■ JOB ■
Find the word "Arbroz" in the records below. List each line containing it.

■ DATA IN THIS EXERCISE ■
-------
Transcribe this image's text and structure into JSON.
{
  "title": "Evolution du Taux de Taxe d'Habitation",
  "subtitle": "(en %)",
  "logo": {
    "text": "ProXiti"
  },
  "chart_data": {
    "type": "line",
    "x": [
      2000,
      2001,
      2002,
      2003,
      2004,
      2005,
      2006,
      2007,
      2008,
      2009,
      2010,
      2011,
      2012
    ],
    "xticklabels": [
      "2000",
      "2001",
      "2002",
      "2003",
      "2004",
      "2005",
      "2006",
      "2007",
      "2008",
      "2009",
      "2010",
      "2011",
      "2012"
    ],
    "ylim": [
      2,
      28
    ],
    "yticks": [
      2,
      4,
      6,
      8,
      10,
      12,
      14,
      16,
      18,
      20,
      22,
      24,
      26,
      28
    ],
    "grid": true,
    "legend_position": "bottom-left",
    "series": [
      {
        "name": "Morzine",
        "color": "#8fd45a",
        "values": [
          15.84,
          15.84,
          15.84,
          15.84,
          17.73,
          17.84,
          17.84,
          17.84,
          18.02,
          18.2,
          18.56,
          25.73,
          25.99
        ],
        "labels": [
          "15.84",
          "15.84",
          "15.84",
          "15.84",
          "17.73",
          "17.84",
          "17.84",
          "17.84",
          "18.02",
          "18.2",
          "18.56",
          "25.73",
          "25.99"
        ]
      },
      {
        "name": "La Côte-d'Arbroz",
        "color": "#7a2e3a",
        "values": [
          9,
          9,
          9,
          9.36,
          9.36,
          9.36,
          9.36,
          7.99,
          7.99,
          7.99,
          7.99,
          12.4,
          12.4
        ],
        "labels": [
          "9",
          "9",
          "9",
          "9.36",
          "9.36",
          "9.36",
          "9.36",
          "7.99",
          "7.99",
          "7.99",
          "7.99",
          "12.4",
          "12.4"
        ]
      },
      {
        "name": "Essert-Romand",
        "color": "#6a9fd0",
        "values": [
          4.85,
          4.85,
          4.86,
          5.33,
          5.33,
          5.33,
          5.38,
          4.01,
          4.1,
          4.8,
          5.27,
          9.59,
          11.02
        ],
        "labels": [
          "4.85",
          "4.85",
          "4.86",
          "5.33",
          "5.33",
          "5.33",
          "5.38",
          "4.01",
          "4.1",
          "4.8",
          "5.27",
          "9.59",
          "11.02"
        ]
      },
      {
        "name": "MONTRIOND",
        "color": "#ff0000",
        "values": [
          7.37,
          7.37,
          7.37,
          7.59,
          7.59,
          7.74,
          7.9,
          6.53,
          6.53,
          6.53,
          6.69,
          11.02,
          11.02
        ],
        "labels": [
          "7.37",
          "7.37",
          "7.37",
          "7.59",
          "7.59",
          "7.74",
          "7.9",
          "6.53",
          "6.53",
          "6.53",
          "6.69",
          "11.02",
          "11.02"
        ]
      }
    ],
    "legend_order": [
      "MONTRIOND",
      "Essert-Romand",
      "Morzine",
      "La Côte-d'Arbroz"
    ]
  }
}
-------
■ TASK ANSWER ■
        "name": "La Côte-d'Arbroz",
      "La Côte-d'Arbroz"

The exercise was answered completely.